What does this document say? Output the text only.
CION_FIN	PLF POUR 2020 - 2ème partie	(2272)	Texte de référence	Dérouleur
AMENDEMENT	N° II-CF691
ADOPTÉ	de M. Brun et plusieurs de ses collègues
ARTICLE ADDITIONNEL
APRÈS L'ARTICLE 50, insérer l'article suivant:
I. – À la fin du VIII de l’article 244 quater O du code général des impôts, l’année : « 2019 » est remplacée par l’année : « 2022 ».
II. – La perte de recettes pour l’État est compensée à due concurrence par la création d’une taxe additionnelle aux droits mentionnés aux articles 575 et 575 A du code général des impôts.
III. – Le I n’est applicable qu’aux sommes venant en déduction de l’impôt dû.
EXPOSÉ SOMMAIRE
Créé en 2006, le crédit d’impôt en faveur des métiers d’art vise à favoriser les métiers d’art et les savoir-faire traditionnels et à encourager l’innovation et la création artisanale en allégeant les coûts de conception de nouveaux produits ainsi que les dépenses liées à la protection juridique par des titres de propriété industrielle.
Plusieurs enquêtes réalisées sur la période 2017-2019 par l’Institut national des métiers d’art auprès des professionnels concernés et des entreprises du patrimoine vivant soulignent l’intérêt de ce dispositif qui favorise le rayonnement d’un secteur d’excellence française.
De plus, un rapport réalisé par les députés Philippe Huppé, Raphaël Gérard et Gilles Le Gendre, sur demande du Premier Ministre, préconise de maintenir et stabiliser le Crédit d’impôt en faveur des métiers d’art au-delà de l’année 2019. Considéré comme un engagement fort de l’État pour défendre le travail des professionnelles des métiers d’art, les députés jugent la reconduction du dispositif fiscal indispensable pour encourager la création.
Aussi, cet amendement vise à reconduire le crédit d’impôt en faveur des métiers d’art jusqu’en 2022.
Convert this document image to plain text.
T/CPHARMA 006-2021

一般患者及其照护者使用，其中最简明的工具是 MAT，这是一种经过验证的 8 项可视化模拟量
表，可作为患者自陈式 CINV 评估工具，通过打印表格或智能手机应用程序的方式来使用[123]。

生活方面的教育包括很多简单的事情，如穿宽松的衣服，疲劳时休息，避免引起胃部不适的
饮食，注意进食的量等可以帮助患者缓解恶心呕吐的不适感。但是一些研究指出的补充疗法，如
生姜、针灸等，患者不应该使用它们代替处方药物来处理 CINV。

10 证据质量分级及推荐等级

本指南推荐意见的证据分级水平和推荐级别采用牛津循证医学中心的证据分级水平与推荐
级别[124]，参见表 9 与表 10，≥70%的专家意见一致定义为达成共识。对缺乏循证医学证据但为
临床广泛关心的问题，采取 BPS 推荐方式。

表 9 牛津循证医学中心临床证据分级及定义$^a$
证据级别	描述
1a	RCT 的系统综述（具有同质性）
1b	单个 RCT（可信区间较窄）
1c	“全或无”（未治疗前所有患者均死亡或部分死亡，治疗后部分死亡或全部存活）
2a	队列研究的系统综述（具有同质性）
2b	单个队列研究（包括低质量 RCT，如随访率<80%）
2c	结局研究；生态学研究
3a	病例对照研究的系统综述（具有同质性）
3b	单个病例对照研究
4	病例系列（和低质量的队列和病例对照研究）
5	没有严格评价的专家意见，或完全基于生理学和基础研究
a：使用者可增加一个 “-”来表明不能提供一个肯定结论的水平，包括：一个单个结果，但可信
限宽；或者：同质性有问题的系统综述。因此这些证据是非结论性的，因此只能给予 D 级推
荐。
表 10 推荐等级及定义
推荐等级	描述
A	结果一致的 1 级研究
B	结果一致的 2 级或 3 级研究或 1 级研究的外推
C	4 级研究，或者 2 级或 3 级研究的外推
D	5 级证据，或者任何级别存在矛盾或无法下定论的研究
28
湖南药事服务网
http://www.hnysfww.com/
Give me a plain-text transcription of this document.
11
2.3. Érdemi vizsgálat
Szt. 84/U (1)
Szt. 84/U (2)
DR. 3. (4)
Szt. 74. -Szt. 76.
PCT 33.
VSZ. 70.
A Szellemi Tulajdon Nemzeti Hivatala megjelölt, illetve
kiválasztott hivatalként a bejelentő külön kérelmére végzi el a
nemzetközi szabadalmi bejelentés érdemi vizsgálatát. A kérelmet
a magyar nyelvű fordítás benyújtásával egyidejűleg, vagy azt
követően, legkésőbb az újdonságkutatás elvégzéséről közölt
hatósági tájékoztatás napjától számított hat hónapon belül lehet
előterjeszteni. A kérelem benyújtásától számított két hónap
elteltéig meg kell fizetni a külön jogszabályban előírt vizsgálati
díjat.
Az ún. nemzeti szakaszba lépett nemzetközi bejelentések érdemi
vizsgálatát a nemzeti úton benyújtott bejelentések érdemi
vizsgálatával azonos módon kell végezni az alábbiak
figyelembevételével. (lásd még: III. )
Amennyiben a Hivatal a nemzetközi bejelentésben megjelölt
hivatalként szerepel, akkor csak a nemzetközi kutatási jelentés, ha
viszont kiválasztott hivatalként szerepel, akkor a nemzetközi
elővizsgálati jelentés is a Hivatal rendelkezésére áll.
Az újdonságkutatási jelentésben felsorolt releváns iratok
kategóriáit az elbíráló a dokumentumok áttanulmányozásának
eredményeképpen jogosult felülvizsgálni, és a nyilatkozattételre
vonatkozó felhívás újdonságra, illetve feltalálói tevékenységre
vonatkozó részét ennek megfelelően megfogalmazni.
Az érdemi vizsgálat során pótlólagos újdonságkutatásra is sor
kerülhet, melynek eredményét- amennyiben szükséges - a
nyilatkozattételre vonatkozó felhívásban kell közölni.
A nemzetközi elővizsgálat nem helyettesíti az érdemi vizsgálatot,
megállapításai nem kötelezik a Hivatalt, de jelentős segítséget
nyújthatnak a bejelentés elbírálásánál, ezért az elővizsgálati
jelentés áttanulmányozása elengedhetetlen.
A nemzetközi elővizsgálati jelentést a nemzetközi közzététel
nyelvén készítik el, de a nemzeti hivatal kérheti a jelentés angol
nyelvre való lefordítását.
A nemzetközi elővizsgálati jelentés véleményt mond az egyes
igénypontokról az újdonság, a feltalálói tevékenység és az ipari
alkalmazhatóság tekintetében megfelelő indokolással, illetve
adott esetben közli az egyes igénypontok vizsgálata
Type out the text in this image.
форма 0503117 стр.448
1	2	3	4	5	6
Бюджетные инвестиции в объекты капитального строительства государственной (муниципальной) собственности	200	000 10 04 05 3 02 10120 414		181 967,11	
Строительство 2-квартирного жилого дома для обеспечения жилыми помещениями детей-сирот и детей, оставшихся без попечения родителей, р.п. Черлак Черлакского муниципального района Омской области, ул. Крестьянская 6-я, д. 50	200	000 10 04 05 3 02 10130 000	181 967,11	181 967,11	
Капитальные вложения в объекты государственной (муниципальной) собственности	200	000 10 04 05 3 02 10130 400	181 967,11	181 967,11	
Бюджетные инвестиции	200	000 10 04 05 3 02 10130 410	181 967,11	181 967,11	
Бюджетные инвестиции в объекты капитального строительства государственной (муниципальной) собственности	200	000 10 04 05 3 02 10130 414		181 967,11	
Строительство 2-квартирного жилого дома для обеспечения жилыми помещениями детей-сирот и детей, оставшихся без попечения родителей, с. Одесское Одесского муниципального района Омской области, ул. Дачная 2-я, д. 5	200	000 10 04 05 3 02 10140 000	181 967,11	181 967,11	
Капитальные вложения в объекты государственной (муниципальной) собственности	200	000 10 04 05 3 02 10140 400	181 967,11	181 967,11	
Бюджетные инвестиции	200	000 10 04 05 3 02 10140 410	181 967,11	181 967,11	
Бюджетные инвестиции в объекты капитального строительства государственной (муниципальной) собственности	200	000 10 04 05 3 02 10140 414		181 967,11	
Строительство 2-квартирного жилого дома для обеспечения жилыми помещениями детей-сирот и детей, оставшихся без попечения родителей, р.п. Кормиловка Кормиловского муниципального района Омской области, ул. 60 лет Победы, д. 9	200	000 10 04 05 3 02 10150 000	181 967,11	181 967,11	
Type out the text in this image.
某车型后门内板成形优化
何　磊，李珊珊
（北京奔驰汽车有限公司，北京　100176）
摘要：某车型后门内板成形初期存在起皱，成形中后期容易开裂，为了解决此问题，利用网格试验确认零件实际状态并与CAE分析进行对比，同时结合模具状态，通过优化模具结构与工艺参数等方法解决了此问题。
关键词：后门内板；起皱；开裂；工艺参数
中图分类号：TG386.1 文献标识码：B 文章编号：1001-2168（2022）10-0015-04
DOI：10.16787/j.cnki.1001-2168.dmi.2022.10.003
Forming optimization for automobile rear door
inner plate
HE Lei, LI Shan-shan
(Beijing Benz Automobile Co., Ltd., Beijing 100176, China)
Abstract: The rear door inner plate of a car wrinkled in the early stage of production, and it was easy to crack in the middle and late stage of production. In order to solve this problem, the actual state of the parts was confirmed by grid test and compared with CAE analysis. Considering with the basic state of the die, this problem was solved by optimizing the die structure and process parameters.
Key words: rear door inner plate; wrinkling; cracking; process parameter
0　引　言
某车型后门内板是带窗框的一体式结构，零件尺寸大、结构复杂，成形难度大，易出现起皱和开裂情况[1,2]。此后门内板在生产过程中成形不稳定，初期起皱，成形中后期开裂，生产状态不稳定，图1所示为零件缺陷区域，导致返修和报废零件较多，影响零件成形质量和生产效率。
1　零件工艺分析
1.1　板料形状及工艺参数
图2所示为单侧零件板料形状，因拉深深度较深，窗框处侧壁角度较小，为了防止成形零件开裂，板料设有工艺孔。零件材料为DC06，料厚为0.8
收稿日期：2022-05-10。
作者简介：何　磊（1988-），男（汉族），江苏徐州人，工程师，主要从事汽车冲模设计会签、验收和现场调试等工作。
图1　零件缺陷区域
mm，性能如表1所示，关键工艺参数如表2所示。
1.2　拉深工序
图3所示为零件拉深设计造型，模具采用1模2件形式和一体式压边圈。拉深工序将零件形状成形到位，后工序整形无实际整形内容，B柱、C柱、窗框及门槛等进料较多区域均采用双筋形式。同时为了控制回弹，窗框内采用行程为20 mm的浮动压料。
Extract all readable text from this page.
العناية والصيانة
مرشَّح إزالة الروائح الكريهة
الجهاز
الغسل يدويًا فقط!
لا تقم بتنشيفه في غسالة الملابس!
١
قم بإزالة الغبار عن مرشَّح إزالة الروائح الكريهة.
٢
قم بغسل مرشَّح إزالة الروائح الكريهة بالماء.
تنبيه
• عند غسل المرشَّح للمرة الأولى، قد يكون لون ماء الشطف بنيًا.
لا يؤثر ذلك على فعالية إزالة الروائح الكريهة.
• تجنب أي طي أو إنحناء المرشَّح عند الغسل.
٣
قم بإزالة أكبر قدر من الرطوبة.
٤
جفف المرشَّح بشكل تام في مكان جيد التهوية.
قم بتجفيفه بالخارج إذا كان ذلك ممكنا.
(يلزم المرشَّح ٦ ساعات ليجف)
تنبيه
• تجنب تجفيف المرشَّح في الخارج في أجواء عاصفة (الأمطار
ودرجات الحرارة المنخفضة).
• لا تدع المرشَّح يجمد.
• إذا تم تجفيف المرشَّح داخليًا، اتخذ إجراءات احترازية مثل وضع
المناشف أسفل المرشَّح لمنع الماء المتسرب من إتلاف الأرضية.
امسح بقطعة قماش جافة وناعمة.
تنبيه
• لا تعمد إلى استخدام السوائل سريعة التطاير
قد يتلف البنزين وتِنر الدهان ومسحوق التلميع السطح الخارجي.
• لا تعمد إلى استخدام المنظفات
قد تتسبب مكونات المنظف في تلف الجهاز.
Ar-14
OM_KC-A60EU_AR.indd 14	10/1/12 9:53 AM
□ □ □ □ □
Task to complete:
Using the listing above, list every line in which the string "feltalálói" occurs.

Exercise answer:
vonatkozó felhívás újdonságra, illetve feltalálói tevékenységre
igénypontokról az újdonság, a feltalálói tevékenység és az ipari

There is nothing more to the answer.